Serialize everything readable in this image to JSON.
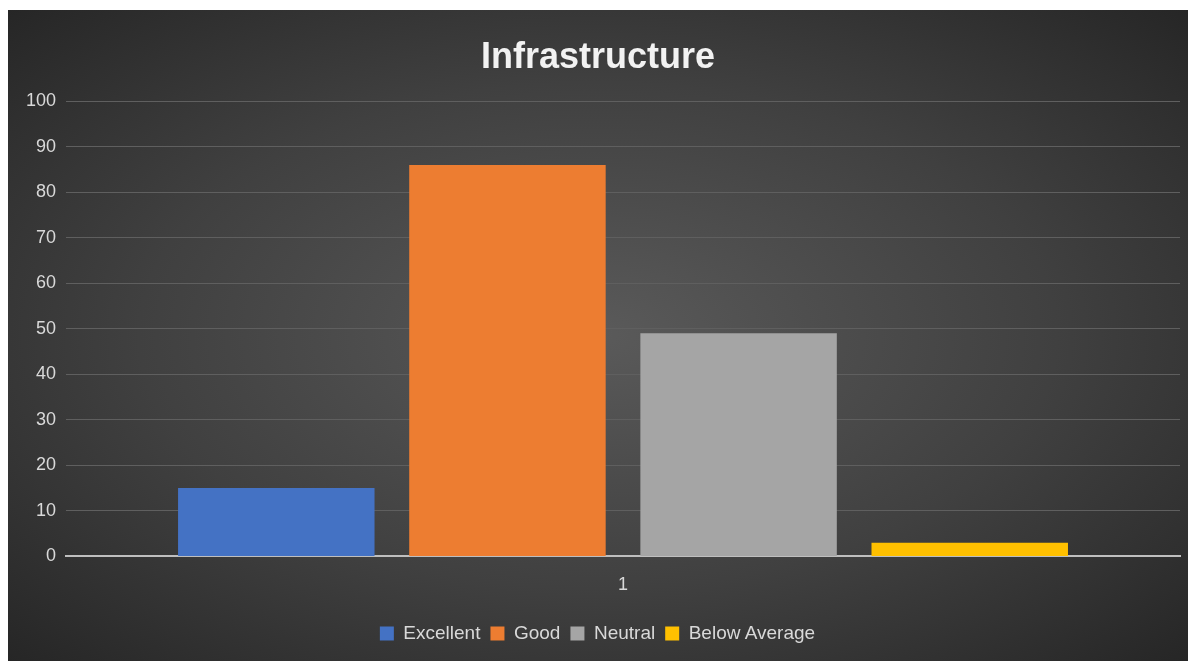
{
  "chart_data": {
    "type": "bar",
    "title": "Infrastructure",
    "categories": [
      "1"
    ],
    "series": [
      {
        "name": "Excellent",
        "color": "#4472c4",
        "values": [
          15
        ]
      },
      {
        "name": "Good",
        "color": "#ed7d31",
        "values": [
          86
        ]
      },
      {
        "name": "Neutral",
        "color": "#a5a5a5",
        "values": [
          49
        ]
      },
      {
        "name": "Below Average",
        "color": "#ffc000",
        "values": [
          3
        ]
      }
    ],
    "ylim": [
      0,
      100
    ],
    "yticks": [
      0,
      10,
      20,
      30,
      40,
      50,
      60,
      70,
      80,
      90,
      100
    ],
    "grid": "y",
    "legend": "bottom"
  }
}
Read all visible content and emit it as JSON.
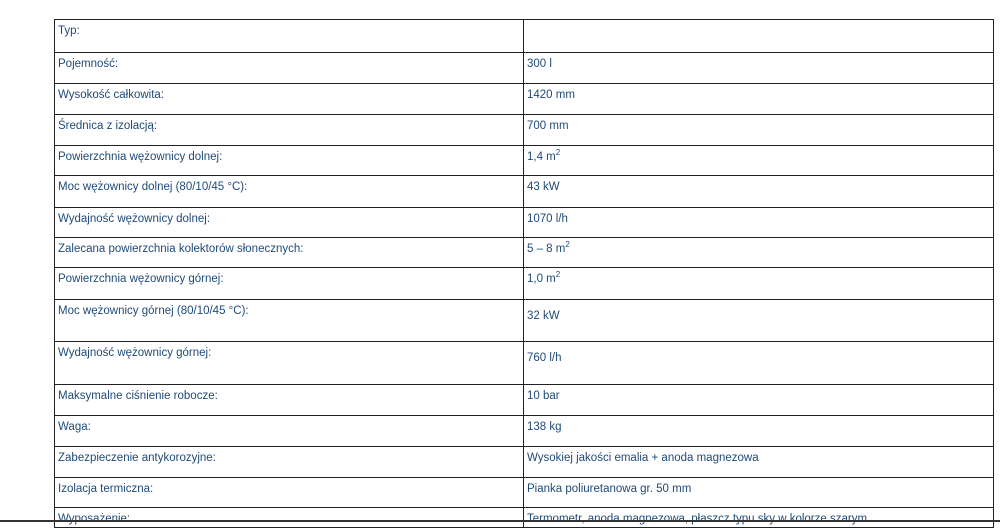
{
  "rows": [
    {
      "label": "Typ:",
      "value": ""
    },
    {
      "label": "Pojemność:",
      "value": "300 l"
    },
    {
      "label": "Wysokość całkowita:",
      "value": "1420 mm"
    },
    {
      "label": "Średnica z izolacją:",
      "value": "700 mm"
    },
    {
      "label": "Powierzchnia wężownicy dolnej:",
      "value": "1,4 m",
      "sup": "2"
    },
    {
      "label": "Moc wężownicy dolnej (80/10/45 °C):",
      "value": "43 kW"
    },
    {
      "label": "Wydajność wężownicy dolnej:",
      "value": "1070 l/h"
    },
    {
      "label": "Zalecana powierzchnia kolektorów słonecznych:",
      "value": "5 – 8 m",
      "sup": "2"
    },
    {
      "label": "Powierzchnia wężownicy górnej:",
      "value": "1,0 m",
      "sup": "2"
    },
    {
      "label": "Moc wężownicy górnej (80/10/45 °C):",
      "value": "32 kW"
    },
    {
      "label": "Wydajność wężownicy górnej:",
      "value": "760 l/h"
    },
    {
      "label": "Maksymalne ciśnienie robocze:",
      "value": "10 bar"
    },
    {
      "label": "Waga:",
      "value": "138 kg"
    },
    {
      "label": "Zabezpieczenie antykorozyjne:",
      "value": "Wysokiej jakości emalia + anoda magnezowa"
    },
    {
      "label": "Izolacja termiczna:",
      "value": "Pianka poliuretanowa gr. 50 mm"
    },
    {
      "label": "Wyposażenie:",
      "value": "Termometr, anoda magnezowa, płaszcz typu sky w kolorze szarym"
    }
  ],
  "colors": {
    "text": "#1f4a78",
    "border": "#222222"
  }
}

» TASK DESCRIPTION
Go through the listing above and quote it exactly, apart from its images.

» ANSWER FOR THE TASK
Serialize everything readable in this image to JSON.
{
  "chart_data": {
    "type": "bar",
    "title": "Infrastructure",
    "categories": [
      "1"
    ],
    "series": [
      {
        "name": "Excellent",
        "color": "#4472c4",
        "values": [
          15
        ]
      },
      {
        "name": "Good",
        "color": "#ed7d31",
        "values": [
          86
        ]
      },
      {
        "name": "Neutral",
        "color": "#a5a5a5",
        "values": [
          49
        ]
      },
      {
        "name": "Below Average",
        "color": "#ffc000",
        "values": [
          3
        ]
      }
    ],
    "ylim": [
      0,
      100
    ],
    "yticks": [
      0,
      10,
      20,
      30,
      40,
      50,
      60,
      70,
      80,
      90,
      100
    ],
    "grid": "y",
    "legend": "bottom"
  }
}
Read all visible content and emit it as JSON.
{
  "rows": [
    {
      "label": "Typ:",
      "value": ""
    },
    {
      "label": "Pojemność:",
      "value": "300 l"
    },
    {
      "label": "Wysokość całkowita:",
      "value": "1420 mm"
    },
    {
      "label": "Średnica z izolacją:",
      "value": "700 mm"
    },
    {
      "label": "Powierzchnia wężownicy dolnej:",
      "value": "1,4 m",
      "sup": "2"
    },
    {
      "label": "Moc wężownicy dolnej (80/10/45 °C):",
      "value": "43 kW"
    },
    {
      "label": "Wydajność wężownicy dolnej:",
      "value": "1070 l/h"
    },
    {
      "label": "Zalecana powierzchnia kolektorów słonecznych:",
      "value": "5 – 8 m",
      "sup": "2"
    },
    {
      "label": "Powierzchnia wężownicy górnej:",
      "value": "1,0 m",
      "sup": "2"
    },
    {
      "label": "Moc wężownicy górnej (80/10/45 °C):",
      "value": "32 kW"
    },
    {
      "label": "Wydajność wężownicy górnej:",
      "value": "760 l/h"
    },
    {
      "label": "Maksymalne ciśnienie robocze:",
      "value": "10 bar"
    },
    {
      "label": "Waga:",
      "value": "138 kg"
    },
    {
      "label": "Zabezpieczenie antykorozyjne:",
      "value": "Wysokiej jakości emalia + anoda magnezowa"
    },
    {
      "label": "Izolacja termiczna:",
      "value": "Pianka poliuretanowa gr. 50 mm"
    },
    {
      "label": "Wyposażenie:",
      "value": "Termometr, anoda magnezowa, płaszcz typu sky w kolorze szarym"
    }
  ],
  "colors": {
    "text": "#1f4a78",
    "border": "#222222"
  }
}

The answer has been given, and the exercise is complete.